# Requirements
Return every line below that contains the word "random", matching its case.

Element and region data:
.....

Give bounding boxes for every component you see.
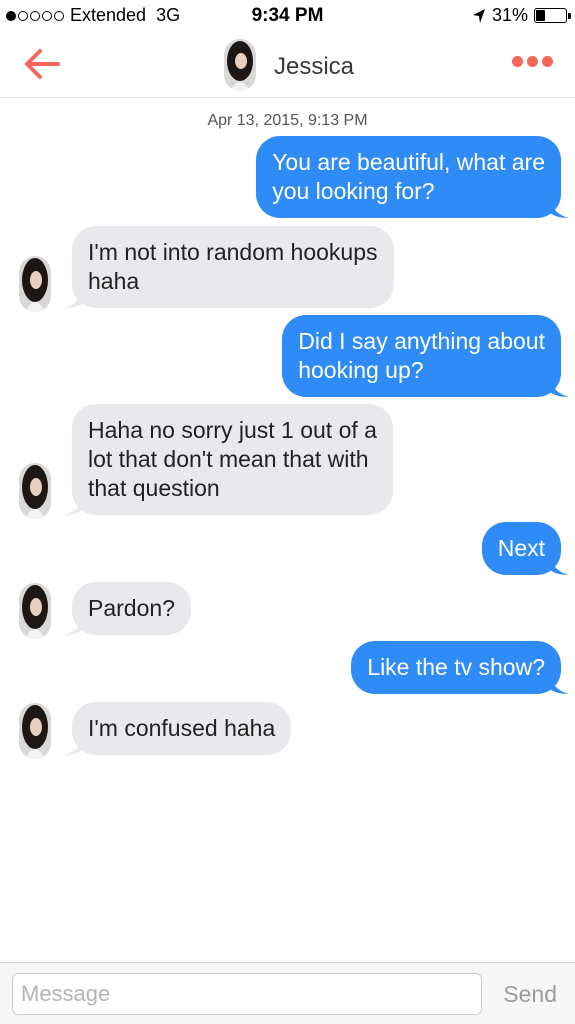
more-dots-icon[interactable] [512, 56, 553, 67]
nav-bar: Jessica [0, 34, 575, 98]
message-text: You are beautiful, what are [272, 149, 545, 175]
sent-message-bubble[interactable]: Like the tv show? [351, 641, 569, 694]
thread-timestamp: Apr 13, 2015, 9:13 PM [207, 112, 368, 129]
back-arrow-icon[interactable] [22, 46, 62, 82]
send-button[interactable]: Send [503, 981, 557, 1008]
received-message-bubble[interactable]: I'm confused haha [64, 702, 292, 755]
bubble-tail [64, 735, 84, 755]
message-text: Haha no sorry just 1 out of a [88, 417, 377, 443]
sent-message-bubble[interactable]: Did I say anything about hooking up? [282, 315, 569, 397]
bubble-tail [64, 615, 84, 635]
message-text: hooking up? [298, 357, 424, 383]
message-text: lot that don't mean that with [88, 446, 369, 472]
message-text: Did I say anything about [298, 328, 545, 354]
message-input[interactable] [12, 973, 482, 1015]
bubble-tail [549, 198, 569, 218]
battery-percent: 31% [491, 5, 528, 25]
contact-name[interactable]: Jessica [274, 53, 354, 81]
composer-bar: Send [0, 962, 575, 1024]
bubble-tail [64, 495, 84, 515]
bubble-tail [549, 377, 569, 397]
contact-avatar[interactable] [224, 39, 256, 91]
sent-message-bubble[interactable]: Next [481, 522, 569, 575]
message-text: you looking for? [272, 178, 435, 204]
message-text: I'm not into random hookups [88, 239, 378, 265]
status-bar: Extended 3G 9:34 PM 31% [0, 0, 575, 34]
message-text: I'm confused haha [88, 715, 276, 741]
bubble-tail [64, 288, 84, 308]
contact-avatar[interactable] [19, 703, 51, 759]
received-message-bubble[interactable]: Pardon? [64, 582, 191, 635]
contact-avatar[interactable] [19, 583, 51, 639]
contact-avatar[interactable] [19, 256, 51, 312]
location-arrow-icon [472, 8, 485, 23]
bubble-tail [549, 674, 569, 694]
contact-avatar[interactable] [19, 463, 51, 519]
message-text: Pardon? [88, 595, 175, 621]
received-message-bubble[interactable]: I'm not into random hookups haha [64, 226, 394, 308]
message-text: that question [88, 475, 220, 501]
message-text: haha [88, 268, 140, 294]
battery-icon [534, 8, 571, 23]
sent-message-bubble[interactable]: You are beautiful, what are you looking f… [256, 136, 569, 218]
message-text: Like the tv show? [367, 654, 545, 680]
received-message-bubble[interactable]: Haha no sorry just 1 out of a lot that do… [64, 404, 393, 515]
message-text: Next [497, 535, 545, 561]
status-right: 31% [472, 5, 571, 26]
bubble-tail [549, 555, 569, 575]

.....

# Solution for this problem
message-text: I'm not into random hookups [88, 239, 378, 265]
received-message-bubble[interactable]: I'm not into random hookups haha [64, 226, 394, 308]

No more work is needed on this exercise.